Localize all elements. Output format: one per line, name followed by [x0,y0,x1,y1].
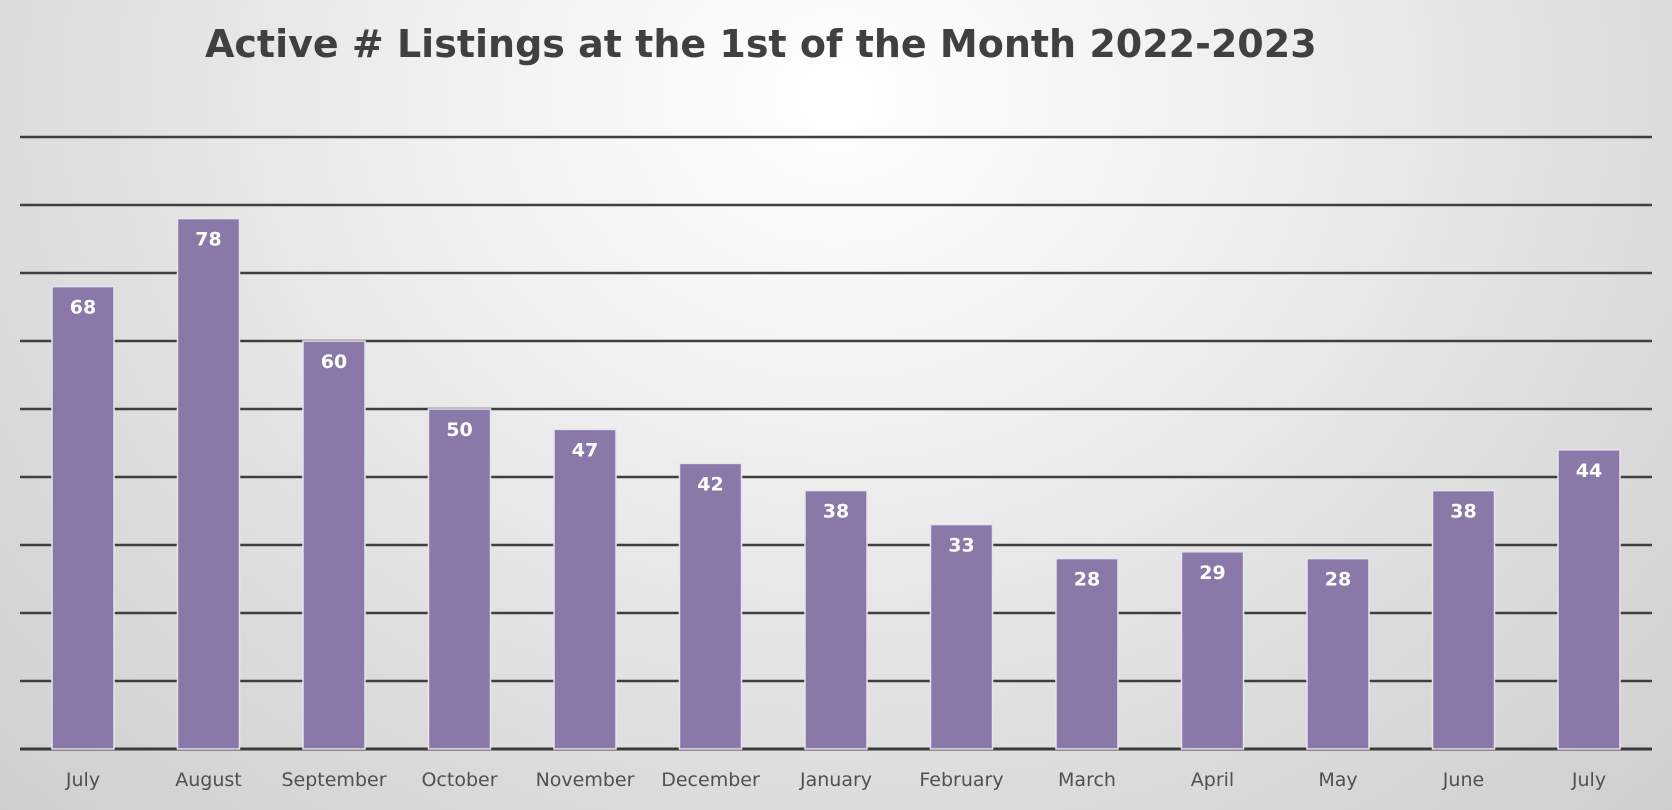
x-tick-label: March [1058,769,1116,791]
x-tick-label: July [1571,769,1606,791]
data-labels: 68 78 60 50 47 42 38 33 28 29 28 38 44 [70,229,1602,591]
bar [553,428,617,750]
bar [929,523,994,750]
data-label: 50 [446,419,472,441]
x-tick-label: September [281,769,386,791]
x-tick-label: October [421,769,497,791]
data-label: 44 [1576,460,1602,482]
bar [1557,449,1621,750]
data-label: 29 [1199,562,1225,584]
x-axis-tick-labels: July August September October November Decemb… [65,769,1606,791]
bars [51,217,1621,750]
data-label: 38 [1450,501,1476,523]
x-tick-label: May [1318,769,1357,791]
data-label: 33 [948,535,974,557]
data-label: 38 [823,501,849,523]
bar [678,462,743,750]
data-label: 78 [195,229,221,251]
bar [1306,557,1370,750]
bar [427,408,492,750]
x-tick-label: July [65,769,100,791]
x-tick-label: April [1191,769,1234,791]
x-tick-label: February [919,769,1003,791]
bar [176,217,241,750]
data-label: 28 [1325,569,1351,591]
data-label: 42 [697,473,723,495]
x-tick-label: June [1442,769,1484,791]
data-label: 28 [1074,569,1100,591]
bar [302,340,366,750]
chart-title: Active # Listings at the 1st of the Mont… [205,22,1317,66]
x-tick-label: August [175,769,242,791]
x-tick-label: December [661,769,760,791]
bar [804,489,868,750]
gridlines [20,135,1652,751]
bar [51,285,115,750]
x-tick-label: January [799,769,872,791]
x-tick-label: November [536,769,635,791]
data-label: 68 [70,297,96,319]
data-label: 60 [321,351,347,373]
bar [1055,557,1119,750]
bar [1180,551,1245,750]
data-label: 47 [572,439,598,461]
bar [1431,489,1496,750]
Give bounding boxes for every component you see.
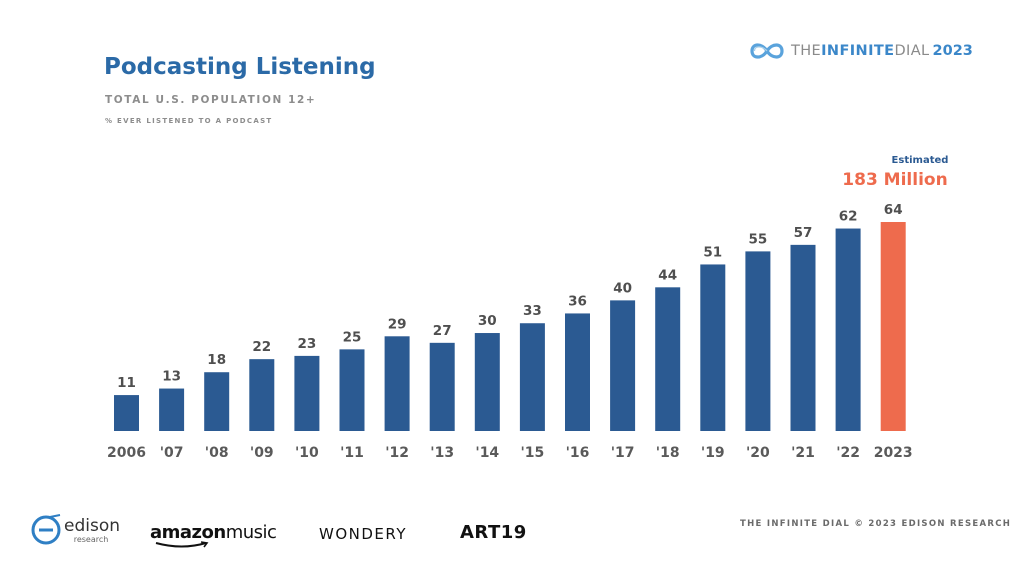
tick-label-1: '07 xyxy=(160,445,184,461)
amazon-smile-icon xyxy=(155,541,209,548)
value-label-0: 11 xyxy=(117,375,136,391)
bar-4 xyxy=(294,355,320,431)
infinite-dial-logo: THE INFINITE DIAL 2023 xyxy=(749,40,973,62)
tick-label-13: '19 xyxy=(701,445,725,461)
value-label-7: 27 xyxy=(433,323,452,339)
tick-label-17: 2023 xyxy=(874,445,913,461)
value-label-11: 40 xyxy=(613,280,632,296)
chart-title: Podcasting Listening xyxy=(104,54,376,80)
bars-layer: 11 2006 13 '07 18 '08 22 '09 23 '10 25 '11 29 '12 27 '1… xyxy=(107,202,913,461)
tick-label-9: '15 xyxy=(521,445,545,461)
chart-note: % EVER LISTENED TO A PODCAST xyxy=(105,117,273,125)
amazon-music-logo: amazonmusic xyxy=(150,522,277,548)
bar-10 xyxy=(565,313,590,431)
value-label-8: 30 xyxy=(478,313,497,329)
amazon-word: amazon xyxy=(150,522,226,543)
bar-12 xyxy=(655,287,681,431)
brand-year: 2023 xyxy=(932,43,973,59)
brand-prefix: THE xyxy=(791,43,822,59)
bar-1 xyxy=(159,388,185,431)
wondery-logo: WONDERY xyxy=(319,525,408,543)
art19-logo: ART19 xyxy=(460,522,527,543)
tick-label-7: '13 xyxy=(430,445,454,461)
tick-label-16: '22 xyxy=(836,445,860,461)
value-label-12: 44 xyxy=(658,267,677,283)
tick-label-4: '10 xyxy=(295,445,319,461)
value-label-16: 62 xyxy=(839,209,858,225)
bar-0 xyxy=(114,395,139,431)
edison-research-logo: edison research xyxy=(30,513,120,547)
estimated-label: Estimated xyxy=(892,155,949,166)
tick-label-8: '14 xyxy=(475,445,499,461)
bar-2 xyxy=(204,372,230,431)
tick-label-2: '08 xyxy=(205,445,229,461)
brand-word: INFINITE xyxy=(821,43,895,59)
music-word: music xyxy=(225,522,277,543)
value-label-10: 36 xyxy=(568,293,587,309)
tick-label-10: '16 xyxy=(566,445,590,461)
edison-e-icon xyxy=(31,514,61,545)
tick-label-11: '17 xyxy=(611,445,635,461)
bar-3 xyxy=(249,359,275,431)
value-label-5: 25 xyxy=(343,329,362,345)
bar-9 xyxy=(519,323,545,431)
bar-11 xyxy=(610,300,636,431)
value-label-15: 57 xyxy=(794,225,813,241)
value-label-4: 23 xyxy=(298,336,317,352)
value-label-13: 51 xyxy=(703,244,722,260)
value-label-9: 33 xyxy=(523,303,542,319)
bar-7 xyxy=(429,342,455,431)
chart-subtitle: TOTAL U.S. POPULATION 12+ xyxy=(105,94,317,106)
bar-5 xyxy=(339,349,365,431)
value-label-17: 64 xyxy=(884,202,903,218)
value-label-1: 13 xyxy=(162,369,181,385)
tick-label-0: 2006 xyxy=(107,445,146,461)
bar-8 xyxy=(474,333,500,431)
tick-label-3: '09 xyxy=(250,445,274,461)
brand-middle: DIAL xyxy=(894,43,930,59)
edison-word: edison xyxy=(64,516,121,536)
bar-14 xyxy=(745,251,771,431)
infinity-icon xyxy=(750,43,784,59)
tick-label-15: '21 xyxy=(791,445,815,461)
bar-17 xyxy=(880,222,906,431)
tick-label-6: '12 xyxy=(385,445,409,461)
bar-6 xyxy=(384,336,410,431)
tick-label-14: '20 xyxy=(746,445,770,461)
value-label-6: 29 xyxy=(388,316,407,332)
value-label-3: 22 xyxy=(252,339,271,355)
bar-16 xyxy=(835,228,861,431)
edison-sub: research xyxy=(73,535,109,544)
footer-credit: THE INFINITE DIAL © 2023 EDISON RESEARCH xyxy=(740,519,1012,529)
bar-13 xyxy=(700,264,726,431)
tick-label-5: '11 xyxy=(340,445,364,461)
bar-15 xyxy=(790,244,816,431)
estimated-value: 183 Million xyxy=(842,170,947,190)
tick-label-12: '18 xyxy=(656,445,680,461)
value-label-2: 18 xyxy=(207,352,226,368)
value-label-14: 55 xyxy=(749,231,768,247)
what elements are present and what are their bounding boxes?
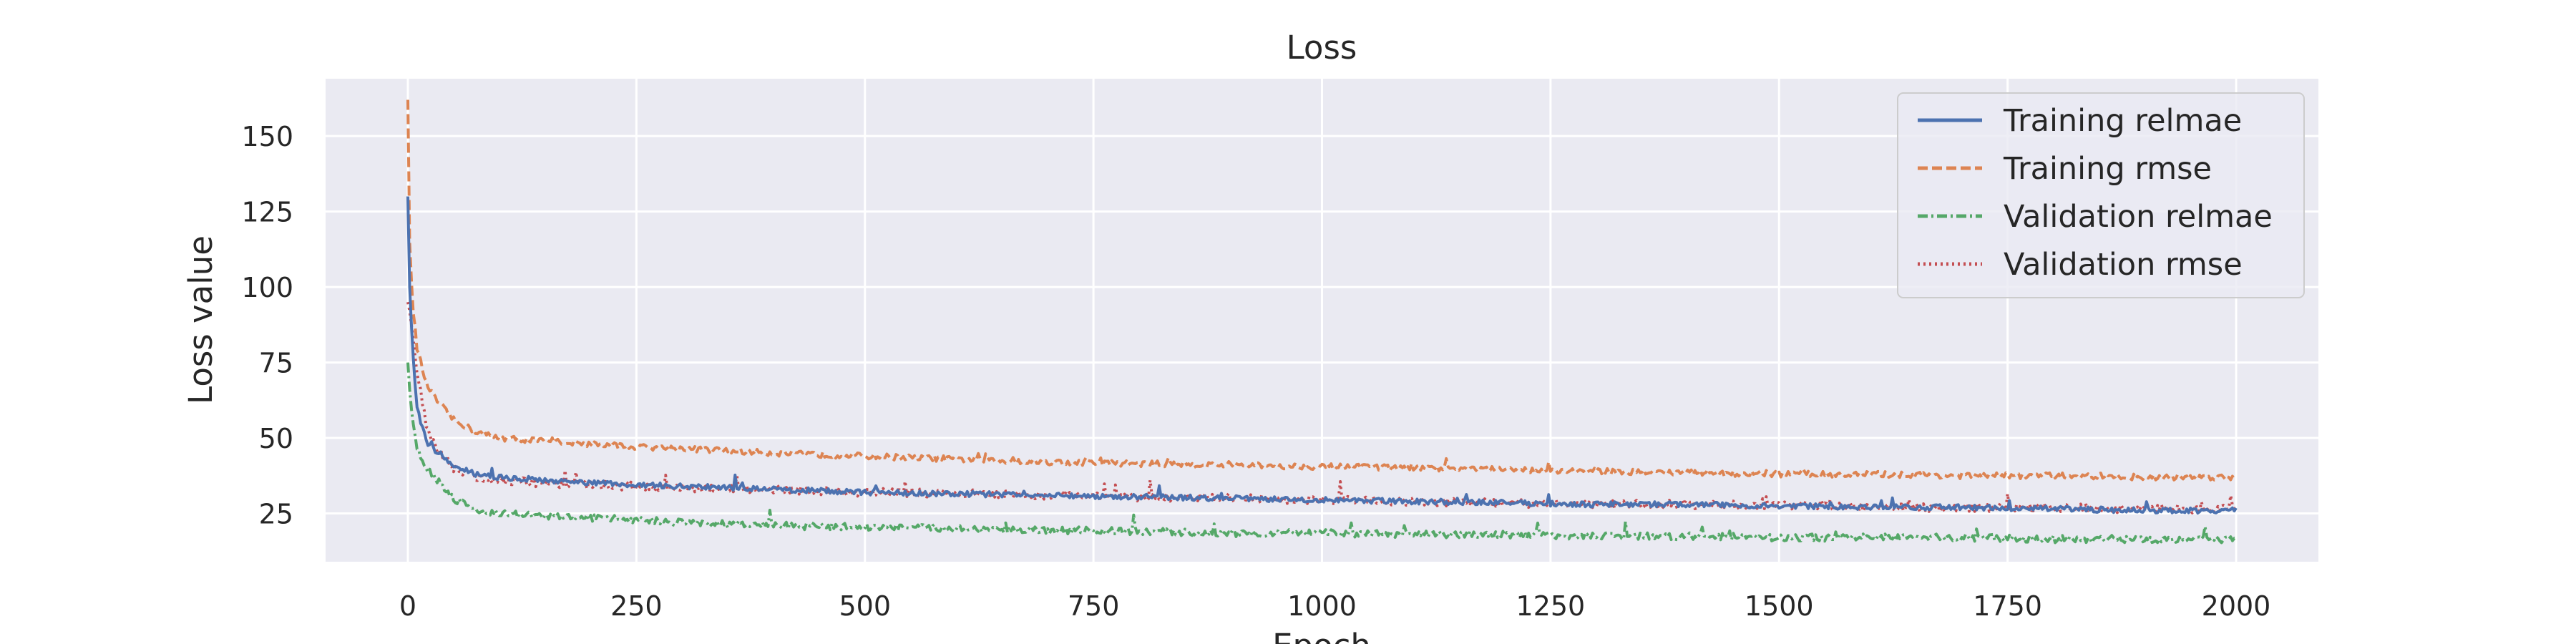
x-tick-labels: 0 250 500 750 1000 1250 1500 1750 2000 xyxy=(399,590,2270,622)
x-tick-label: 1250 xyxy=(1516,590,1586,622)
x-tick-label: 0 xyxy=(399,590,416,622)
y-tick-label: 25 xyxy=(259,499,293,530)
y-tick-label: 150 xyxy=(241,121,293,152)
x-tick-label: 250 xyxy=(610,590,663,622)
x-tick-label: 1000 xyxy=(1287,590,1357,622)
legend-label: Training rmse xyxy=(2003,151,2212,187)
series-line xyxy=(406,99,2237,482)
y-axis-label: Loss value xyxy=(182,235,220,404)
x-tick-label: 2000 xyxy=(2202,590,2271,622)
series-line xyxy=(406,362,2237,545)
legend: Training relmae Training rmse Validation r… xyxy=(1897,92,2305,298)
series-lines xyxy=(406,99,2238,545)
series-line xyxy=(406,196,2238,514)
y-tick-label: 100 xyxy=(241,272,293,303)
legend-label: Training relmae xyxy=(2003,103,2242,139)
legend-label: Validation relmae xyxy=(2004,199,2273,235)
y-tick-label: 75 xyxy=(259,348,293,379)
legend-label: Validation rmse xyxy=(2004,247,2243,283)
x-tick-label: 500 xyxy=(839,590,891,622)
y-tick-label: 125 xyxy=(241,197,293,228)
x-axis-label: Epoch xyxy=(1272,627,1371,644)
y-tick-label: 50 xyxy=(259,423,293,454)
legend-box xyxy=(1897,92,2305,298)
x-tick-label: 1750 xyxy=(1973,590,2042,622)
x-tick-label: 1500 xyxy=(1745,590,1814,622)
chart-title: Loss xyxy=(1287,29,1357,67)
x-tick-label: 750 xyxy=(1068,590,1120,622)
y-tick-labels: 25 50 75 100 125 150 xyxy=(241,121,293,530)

- [What you need to do]: Please copy from the records above, character for character, starting with the line that contains "tick-label-1: '07 xyxy=(160,445,184,461)" and going on through the line that contains "tick-label-13: '19 xyxy=(701,445,725,461)", both of those lines included.

- [Solution to the exercise]:
tick-label-1: '07 xyxy=(160,445,184,461)
amazon-smile-icon xyxy=(155,541,209,548)
value-label-0: 11 xyxy=(117,375,136,391)
bar-4 xyxy=(294,355,320,431)
infinite-dial-logo: THE INFINITE DIAL 2023 xyxy=(749,40,973,62)
tick-label-13: '19 xyxy=(701,445,725,461)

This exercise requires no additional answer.